### SHORT EXERCISE
Using the listing below, report all lines holding the word "name".
________________________________________
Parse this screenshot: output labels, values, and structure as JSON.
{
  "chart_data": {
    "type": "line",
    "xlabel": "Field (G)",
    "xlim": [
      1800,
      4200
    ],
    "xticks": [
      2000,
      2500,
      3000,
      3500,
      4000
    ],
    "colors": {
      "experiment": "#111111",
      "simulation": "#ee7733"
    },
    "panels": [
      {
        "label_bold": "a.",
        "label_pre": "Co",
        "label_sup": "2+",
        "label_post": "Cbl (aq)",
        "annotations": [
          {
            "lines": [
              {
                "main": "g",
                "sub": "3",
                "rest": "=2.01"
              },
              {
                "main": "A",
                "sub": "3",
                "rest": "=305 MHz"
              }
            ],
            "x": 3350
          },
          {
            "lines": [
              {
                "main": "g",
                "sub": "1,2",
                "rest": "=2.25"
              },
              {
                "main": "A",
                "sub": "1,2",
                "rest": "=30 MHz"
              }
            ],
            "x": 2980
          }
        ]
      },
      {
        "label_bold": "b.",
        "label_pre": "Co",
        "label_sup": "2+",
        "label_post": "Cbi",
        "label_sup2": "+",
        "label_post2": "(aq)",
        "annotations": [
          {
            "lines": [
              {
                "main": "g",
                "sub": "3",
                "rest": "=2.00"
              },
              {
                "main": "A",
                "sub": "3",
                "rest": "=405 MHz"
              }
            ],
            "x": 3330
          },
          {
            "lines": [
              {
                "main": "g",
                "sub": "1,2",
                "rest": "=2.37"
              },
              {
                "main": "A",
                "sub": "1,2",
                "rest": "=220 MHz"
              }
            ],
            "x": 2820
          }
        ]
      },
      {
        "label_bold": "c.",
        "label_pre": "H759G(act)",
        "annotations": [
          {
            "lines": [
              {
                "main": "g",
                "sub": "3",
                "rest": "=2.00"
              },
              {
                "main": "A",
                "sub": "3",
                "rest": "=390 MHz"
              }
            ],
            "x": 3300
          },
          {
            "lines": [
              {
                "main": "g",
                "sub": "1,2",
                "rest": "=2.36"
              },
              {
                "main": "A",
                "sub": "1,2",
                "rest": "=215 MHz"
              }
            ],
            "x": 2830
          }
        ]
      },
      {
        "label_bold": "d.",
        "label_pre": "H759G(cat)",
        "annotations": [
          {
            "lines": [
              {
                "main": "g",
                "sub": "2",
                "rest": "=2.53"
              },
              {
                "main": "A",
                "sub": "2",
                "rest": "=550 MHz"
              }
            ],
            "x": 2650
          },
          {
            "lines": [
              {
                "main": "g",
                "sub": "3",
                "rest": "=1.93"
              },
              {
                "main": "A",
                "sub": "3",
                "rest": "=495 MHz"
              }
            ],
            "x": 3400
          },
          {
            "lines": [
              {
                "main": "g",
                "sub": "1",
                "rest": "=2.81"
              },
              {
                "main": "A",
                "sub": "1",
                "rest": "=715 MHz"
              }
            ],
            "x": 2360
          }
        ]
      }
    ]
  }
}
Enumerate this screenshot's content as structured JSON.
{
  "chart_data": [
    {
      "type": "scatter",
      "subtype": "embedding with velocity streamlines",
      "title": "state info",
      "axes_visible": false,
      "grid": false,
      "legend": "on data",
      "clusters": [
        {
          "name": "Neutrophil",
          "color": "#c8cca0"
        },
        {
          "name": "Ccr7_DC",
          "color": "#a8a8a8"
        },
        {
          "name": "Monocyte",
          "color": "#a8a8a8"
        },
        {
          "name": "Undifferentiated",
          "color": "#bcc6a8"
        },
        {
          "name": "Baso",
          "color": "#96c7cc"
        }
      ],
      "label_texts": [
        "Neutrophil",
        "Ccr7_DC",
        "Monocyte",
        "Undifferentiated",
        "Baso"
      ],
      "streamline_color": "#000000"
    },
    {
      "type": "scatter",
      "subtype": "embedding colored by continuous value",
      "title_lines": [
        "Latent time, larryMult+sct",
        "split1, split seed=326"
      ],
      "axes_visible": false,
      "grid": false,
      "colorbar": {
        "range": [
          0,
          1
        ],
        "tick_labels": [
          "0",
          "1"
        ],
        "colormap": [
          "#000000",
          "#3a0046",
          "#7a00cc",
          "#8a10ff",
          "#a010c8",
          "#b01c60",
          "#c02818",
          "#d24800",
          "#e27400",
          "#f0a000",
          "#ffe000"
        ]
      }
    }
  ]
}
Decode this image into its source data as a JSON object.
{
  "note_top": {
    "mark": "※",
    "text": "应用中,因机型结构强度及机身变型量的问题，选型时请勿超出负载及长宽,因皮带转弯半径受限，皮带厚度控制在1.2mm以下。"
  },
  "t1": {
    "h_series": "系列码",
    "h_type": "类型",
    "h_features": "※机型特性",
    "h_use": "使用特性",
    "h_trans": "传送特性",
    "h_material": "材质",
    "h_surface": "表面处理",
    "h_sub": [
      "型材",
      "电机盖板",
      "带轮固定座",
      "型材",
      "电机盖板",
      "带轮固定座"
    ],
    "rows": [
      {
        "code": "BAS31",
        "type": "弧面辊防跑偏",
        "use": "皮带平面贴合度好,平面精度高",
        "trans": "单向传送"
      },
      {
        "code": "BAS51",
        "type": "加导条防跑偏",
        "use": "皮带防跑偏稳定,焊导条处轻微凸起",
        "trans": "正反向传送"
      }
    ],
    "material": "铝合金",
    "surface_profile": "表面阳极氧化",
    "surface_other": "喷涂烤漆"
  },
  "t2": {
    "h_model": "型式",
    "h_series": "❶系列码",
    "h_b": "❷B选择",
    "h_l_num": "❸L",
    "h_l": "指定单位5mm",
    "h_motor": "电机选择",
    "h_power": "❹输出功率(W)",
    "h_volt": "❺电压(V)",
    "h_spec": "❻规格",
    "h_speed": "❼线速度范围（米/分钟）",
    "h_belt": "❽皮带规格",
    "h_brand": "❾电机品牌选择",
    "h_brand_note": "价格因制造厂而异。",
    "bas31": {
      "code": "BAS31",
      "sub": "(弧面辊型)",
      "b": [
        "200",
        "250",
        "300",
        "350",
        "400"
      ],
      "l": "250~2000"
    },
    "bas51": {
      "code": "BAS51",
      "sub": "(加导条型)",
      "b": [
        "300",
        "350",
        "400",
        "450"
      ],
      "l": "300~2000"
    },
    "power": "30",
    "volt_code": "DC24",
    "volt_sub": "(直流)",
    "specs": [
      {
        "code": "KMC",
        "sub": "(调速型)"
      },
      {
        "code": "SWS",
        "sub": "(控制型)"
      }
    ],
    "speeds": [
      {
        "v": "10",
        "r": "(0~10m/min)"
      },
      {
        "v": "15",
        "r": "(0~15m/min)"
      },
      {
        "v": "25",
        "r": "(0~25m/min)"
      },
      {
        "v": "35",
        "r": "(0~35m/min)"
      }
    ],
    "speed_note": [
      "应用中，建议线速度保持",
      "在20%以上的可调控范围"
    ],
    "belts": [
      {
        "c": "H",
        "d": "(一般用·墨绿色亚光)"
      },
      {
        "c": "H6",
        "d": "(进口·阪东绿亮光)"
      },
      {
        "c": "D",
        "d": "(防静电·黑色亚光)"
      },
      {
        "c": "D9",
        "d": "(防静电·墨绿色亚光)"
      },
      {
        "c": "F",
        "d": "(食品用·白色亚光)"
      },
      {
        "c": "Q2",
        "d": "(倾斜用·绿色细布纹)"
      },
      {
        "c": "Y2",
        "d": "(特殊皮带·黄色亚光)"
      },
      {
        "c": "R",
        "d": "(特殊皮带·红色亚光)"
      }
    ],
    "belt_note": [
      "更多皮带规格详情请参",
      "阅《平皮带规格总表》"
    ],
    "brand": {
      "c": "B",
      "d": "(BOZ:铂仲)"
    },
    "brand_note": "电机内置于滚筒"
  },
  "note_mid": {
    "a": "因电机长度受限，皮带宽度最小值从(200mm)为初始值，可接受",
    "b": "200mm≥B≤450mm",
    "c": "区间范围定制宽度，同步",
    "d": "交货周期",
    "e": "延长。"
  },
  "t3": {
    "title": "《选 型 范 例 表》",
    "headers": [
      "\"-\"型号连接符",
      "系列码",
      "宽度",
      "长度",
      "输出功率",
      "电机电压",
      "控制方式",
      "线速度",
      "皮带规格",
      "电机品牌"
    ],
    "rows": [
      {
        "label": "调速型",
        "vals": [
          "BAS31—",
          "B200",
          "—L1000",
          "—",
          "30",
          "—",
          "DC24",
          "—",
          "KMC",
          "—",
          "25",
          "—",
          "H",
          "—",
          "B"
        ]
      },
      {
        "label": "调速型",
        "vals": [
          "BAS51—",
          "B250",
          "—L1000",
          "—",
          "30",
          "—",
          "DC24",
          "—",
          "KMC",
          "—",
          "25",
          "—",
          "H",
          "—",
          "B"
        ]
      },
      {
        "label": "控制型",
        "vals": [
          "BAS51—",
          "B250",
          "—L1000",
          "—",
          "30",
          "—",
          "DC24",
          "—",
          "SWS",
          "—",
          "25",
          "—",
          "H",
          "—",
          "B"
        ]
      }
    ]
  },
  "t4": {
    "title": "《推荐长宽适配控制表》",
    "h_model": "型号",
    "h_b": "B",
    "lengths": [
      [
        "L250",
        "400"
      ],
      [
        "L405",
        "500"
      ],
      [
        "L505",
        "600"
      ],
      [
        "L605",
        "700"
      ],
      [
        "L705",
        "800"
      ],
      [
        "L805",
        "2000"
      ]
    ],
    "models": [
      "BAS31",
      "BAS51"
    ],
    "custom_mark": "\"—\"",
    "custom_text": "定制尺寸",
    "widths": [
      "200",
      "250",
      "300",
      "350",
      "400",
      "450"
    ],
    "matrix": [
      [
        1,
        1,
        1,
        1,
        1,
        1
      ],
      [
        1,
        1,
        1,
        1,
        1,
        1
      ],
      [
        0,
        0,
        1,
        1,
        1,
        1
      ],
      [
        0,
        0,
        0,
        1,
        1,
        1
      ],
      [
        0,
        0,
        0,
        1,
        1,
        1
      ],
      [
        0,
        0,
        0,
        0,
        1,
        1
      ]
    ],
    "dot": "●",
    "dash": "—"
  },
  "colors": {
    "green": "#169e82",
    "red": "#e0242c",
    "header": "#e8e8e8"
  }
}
________________________________________
### EXPECTED ANSWER
          "name": "Neutrophil",
          "name": "Ccr7_DC",
          "name": "Monocyte",
          "name": "Undifferentiated",
          "name": "Baso",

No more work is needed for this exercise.